### [AIM]
Select, from the data, each line where "Forest" occurs.

### [THE DATA]
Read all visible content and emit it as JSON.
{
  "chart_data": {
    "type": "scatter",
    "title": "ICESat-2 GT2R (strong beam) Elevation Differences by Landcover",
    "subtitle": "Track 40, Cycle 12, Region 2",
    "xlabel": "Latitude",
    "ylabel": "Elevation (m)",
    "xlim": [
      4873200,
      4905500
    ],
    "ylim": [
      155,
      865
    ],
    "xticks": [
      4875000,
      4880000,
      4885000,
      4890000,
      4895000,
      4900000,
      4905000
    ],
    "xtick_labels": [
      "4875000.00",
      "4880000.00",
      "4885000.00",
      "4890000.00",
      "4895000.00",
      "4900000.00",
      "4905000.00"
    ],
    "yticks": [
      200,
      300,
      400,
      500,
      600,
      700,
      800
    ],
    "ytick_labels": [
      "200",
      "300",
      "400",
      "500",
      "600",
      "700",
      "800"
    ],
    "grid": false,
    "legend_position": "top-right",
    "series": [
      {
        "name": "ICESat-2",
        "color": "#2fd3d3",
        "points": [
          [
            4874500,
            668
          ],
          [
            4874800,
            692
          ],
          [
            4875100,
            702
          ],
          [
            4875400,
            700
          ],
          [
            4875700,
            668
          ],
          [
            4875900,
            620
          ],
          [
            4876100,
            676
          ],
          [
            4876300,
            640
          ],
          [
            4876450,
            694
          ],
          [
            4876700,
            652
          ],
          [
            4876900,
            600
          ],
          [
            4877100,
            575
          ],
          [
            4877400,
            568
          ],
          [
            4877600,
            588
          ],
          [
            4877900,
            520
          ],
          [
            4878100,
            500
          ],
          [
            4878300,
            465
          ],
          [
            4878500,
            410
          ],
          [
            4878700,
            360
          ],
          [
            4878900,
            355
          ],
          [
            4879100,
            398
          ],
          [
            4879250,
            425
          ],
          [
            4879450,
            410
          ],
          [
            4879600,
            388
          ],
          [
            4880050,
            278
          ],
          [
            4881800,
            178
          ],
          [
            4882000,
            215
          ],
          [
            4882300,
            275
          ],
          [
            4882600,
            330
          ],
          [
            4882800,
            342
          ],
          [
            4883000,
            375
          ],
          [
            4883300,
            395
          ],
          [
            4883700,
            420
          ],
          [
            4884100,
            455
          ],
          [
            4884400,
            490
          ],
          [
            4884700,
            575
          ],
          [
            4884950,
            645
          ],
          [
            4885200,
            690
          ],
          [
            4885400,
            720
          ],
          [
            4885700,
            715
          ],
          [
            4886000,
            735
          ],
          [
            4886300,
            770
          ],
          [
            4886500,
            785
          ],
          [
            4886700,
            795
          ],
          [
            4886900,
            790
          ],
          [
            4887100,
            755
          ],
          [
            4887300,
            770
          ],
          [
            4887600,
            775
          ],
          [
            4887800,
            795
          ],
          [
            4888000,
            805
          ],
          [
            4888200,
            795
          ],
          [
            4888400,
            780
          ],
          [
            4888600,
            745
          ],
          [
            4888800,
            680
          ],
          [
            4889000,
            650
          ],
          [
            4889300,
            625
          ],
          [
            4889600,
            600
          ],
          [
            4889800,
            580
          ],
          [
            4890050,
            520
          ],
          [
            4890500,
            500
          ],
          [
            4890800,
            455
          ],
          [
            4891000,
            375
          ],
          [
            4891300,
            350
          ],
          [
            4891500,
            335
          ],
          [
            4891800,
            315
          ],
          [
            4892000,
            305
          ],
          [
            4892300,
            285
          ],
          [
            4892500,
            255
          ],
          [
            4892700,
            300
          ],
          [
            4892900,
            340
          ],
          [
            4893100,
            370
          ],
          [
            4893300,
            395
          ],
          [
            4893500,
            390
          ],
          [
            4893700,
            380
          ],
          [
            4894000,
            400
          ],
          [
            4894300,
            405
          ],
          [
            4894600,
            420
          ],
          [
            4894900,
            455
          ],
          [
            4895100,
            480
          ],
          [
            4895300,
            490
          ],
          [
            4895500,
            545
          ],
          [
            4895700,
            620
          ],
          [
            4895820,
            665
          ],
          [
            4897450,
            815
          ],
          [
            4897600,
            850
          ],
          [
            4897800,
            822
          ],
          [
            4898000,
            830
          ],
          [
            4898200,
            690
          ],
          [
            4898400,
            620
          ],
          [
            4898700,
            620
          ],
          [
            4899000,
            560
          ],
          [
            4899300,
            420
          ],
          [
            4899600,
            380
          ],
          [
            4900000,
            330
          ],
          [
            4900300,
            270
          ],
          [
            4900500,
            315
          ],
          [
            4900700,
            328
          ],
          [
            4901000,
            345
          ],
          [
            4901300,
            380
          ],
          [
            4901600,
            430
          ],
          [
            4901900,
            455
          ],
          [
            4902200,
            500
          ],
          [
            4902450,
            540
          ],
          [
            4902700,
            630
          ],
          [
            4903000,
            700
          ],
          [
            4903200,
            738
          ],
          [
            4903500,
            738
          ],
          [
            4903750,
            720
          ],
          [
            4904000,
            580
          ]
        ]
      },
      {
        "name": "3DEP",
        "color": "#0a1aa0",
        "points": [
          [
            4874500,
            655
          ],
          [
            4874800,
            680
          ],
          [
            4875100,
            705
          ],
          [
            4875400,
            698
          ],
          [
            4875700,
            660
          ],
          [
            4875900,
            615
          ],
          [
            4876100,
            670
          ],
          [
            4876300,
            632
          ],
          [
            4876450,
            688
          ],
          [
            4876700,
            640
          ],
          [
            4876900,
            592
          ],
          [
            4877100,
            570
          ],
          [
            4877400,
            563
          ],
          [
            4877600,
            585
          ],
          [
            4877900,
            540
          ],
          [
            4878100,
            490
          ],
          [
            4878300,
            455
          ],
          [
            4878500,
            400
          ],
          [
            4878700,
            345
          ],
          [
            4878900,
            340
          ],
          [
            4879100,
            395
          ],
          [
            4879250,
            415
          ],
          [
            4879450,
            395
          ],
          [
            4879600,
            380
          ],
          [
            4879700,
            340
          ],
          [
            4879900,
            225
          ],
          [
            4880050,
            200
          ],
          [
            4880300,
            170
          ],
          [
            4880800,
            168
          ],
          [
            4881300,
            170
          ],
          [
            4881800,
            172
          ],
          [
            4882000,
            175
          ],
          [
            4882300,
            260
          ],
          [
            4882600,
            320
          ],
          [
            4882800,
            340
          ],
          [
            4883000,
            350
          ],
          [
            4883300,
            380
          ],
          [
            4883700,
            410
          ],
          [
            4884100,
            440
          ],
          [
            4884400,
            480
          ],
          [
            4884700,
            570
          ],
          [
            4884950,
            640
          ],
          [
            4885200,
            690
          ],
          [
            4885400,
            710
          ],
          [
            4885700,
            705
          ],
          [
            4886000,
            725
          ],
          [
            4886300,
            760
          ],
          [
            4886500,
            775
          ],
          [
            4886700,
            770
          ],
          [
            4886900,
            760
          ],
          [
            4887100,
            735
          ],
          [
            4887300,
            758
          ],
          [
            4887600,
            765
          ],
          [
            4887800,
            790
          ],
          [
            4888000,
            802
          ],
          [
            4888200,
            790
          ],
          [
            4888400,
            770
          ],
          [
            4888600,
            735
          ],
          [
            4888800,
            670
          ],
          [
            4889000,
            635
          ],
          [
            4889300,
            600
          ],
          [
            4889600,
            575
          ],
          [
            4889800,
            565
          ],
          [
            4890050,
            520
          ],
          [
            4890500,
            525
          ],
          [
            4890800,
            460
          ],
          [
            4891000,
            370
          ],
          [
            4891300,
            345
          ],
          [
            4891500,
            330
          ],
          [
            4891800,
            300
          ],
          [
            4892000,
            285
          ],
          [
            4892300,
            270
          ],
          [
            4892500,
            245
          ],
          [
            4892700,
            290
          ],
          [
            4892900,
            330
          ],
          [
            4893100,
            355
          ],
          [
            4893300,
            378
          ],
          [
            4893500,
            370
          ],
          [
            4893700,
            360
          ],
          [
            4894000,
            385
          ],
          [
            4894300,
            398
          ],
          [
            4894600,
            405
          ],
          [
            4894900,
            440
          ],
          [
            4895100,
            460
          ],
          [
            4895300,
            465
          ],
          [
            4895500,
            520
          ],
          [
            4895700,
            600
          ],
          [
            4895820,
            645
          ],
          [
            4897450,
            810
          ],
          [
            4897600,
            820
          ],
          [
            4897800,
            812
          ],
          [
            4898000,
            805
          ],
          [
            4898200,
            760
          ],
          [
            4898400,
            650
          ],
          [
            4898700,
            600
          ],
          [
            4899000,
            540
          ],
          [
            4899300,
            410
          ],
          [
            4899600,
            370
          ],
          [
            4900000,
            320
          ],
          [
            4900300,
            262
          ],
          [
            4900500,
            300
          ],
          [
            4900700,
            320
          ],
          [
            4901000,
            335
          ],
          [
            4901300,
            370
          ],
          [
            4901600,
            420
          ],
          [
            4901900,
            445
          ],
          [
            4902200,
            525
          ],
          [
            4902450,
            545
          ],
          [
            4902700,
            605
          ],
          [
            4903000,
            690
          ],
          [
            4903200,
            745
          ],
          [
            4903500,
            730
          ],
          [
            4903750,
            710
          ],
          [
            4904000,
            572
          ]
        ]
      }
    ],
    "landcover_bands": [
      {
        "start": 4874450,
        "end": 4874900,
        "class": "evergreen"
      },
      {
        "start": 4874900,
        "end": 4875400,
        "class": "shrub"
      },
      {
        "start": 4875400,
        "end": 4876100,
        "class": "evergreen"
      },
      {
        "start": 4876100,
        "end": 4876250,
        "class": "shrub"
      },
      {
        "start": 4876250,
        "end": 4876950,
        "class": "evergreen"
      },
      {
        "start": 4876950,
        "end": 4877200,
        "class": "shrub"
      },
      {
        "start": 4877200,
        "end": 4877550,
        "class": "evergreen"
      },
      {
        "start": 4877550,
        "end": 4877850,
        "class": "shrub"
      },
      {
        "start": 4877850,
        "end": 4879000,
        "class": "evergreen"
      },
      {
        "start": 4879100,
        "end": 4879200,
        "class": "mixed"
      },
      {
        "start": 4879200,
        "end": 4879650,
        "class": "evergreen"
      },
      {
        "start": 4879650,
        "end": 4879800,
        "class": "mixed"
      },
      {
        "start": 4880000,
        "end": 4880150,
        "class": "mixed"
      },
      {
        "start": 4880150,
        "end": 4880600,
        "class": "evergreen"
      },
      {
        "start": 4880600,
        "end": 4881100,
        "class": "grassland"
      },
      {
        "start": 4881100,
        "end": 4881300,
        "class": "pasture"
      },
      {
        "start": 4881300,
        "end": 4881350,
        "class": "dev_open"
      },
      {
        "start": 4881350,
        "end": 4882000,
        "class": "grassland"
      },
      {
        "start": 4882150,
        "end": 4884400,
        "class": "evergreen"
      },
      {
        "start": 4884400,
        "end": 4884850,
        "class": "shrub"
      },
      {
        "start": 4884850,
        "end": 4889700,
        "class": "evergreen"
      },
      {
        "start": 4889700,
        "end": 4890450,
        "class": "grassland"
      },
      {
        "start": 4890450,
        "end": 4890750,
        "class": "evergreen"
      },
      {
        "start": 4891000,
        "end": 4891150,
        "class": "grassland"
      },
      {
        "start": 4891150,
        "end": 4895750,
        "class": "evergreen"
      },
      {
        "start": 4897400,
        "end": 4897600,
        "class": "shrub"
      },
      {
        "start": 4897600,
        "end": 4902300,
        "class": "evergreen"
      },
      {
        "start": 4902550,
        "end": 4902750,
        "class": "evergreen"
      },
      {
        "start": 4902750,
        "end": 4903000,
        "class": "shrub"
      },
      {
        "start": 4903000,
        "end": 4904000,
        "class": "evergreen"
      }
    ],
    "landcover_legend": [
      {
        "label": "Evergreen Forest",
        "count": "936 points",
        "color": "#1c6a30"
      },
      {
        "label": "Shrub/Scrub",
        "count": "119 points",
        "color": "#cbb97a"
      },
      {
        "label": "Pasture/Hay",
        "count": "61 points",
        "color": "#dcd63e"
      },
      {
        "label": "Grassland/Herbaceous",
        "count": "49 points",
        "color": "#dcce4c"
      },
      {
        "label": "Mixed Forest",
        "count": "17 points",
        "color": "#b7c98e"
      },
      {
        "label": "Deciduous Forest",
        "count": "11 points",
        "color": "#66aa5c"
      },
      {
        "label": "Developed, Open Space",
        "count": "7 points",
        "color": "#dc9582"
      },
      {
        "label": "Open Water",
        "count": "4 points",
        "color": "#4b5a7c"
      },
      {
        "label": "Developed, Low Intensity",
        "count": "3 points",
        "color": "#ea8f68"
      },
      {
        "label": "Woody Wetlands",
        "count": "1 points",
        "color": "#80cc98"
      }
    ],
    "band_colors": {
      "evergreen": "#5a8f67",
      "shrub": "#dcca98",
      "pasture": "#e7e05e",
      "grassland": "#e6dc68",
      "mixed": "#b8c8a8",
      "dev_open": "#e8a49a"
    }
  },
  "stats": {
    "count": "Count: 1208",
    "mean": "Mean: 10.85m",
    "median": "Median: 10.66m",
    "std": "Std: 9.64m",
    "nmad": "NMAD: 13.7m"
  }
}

### [EXERCISE RESULT]
        "label": "Evergreen Forest",
        "label": "Mixed Forest",
        "label": "Deciduous Forest",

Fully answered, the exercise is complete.